Set problem:
Verbatim output of all the material below is required.

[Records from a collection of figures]
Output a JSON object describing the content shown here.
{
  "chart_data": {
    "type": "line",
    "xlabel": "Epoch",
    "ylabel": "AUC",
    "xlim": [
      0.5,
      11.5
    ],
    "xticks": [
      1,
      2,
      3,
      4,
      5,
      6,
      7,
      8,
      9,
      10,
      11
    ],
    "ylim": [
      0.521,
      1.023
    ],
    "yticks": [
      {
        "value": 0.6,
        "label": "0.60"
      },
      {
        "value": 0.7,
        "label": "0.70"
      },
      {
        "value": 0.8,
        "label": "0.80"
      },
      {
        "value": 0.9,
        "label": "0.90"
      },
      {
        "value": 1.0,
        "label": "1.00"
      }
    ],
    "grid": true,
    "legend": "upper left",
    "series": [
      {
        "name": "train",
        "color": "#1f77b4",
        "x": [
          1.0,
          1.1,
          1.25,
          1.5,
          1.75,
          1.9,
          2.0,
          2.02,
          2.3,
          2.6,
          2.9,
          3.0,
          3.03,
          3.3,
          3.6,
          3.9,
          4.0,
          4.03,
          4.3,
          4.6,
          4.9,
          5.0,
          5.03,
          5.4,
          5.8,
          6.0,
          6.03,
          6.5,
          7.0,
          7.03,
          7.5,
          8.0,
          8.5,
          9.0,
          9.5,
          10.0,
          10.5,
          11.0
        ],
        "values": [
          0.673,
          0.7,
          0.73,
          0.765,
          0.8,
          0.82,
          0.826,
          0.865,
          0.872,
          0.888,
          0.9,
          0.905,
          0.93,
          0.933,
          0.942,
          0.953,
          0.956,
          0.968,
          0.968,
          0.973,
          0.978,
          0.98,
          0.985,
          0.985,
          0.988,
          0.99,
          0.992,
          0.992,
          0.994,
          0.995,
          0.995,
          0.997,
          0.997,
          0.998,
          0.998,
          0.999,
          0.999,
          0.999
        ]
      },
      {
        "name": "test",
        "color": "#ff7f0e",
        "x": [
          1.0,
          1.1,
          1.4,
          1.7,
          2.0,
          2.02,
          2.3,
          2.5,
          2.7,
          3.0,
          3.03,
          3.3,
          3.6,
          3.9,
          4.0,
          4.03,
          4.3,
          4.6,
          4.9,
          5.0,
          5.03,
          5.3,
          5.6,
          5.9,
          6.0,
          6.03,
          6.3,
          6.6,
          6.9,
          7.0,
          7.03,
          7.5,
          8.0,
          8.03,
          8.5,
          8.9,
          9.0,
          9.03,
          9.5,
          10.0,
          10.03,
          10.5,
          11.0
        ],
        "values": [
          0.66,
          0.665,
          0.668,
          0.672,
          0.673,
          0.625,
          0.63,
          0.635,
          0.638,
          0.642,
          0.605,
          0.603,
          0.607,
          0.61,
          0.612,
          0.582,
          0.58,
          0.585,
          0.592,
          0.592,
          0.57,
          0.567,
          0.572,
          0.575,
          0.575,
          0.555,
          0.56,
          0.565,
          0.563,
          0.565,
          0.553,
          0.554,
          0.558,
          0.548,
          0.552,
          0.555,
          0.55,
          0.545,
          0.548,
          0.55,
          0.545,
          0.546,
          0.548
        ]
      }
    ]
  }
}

Output of the task:
Output a JSON object describing the content shown here.
{
  "chart_data": {
    "type": "line",
    "xlabel": "Epoch",
    "ylabel": "AUC",
    "xlim": [
      0.5,
      11.5
    ],
    "xticks": [
      1,
      2,
      3,
      4,
      5,
      6,
      7,
      8,
      9,
      10,
      11
    ],
    "ylim": [
      0.521,
      1.023
    ],
    "yticks": [
      {
        "value": 0.6,
        "label": "0.60"
      },
      {
        "value": 0.7,
        "label": "0.70"
      },
      {
        "value": 0.8,
        "label": "0.80"
      },
      {
        "value": 0.9,
        "label": "0.90"
      },
      {
        "value": 1.0,
        "label": "1.00"
      }
    ],
    "grid": true,
    "legend": "upper left",
    "series": [
      {
        "name": "train",
        "color": "#1f77b4",
        "x": [
          1.0,
          1.1,
          1.25,
          1.5,
          1.75,
          1.9,
          2.0,
          2.02,
          2.3,
          2.6,
          2.9,
          3.0,
          3.03,
          3.3,
          3.6,
          3.9,
          4.0,
          4.03,
          4.3,
          4.6,
          4.9,
          5.0,
          5.03,
          5.4,
          5.8,
          6.0,
          6.03,
          6.5,
          7.0,
          7.03,
          7.5,
          8.0,
          8.5,
          9.0,
          9.5,
          10.0,
          10.5,
          11.0
        ],
        "values": [
          0.673,
          0.7,
          0.73,
          0.765,
          0.8,
          0.82,
          0.826,
          0.865,
          0.872,
          0.888,
          0.9,
          0.905,
          0.93,
          0.933,
          0.942,
          0.953,
          0.956,
          0.968,
          0.968,
          0.973,
          0.978,
          0.98,
          0.985,
          0.985,
          0.988,
          0.99,
          0.992,
          0.992,
          0.994,
          0.995,
          0.995,
          0.997,
          0.997,
          0.998,
          0.998,
          0.999,
          0.999,
          0.999
        ]
      },
      {
        "name": "test",
        "color": "#ff7f0e",
        "x": [
          1.0,
          1.1,
          1.4,
          1.7,
          2.0,
          2.02,
          2.3,
          2.5,
          2.7,
          3.0,
          3.03,
          3.3,
          3.6,
          3.9,
          4.0,
          4.03,
          4.3,
          4.6,
          4.9,
          5.0,
          5.03,
          5.3,
          5.6,
          5.9,
          6.0,
          6.03,
          6.3,
          6.6,
          6.9,
          7.0,
          7.03,
          7.5,
          8.0,
          8.03,
          8.5,
          8.9,
          9.0,
          9.03,
          9.5,
          10.0,
          10.03,
          10.5,
          11.0
        ],
        "values": [
          0.66,
          0.665,
          0.668,
          0.672,
          0.673,
          0.625,
          0.63,
          0.635,
          0.638,
          0.642,
          0.605,
          0.603,
          0.607,
          0.61,
          0.612,
          0.582,
          0.58,
          0.585,
          0.592,
          0.592,
          0.57,
          0.567,
          0.572,
          0.575,
          0.575,
          0.555,
          0.56,
          0.565,
          0.563,
          0.565,
          0.553,
          0.554,
          0.558,
          0.548,
          0.552,
          0.555,
          0.55,
          0.545,
          0.548,
          0.55,
          0.545,
          0.546,
          0.548
        ]
      }
    ]
  }
}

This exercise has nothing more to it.